● **Data records**

┌──

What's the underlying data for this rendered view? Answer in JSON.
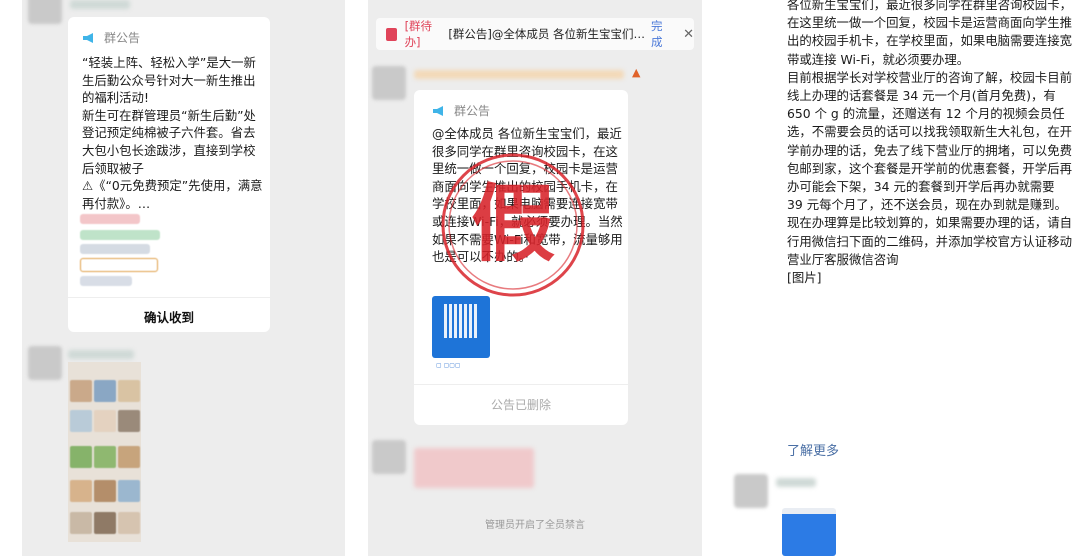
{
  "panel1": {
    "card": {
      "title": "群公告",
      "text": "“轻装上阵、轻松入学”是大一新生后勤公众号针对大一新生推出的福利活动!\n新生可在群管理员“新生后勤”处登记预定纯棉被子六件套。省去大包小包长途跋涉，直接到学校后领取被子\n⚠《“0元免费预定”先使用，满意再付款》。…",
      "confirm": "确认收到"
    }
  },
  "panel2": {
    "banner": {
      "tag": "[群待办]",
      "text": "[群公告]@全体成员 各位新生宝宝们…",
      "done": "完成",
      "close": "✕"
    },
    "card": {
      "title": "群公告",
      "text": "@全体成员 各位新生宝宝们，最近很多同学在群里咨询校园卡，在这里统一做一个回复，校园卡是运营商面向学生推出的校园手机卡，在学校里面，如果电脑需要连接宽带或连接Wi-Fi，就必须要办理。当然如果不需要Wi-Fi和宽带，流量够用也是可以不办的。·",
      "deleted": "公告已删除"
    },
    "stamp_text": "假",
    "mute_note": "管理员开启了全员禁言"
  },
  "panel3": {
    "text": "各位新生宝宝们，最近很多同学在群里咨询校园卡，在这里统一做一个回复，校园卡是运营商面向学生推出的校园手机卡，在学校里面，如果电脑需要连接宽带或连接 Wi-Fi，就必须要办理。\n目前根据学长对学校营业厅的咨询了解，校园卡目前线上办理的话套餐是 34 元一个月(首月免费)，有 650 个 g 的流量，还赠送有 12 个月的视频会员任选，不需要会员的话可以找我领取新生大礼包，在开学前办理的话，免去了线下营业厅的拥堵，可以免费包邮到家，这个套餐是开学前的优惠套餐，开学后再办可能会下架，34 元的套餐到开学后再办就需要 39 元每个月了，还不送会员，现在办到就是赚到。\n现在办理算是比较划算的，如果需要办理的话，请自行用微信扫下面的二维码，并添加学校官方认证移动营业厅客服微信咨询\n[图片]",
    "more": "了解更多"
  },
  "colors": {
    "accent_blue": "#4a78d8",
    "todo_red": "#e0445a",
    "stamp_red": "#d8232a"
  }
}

└──
┌──

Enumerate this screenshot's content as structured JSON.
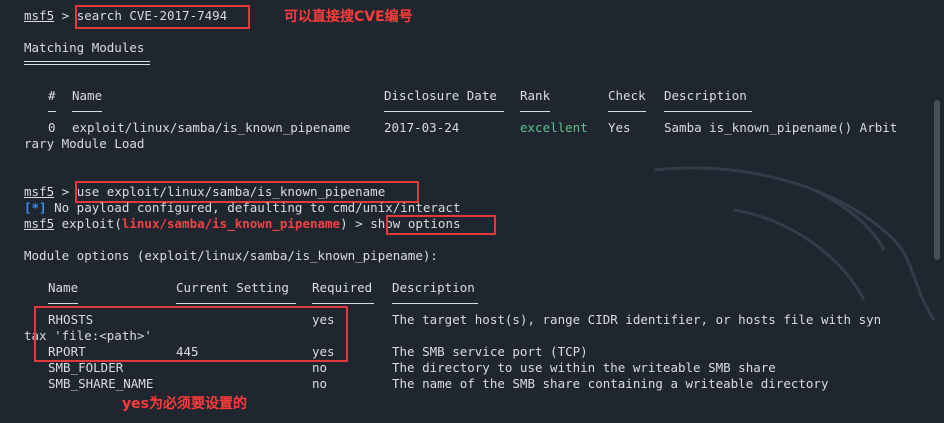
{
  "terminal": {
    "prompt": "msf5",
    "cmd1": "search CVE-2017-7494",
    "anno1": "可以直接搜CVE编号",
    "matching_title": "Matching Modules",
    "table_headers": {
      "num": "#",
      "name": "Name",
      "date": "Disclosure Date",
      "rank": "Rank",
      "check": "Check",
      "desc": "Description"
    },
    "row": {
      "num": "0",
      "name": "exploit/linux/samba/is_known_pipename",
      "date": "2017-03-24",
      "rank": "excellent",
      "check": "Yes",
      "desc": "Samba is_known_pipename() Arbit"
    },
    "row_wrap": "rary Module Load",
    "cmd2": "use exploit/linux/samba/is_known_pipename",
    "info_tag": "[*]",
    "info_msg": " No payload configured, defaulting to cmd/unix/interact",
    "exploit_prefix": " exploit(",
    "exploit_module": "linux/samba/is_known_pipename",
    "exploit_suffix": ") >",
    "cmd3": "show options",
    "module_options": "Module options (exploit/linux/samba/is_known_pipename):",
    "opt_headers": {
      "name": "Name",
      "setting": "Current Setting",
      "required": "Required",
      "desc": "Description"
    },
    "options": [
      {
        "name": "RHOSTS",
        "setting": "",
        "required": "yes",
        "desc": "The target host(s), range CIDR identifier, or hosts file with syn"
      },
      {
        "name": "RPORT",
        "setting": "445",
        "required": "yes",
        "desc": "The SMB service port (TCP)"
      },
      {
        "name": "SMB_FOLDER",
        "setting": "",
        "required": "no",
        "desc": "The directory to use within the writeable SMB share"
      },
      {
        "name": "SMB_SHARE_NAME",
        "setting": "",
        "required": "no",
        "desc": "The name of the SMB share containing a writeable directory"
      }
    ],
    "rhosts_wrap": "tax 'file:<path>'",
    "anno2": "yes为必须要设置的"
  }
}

└──

● **Exercise**
Look through the material above and pick out each line holding the word "JSON".

● **Finished exercise**
What's the underlying data for this rendered view? Answer in JSON.
Enumerate this screenshot's content as structured JSON.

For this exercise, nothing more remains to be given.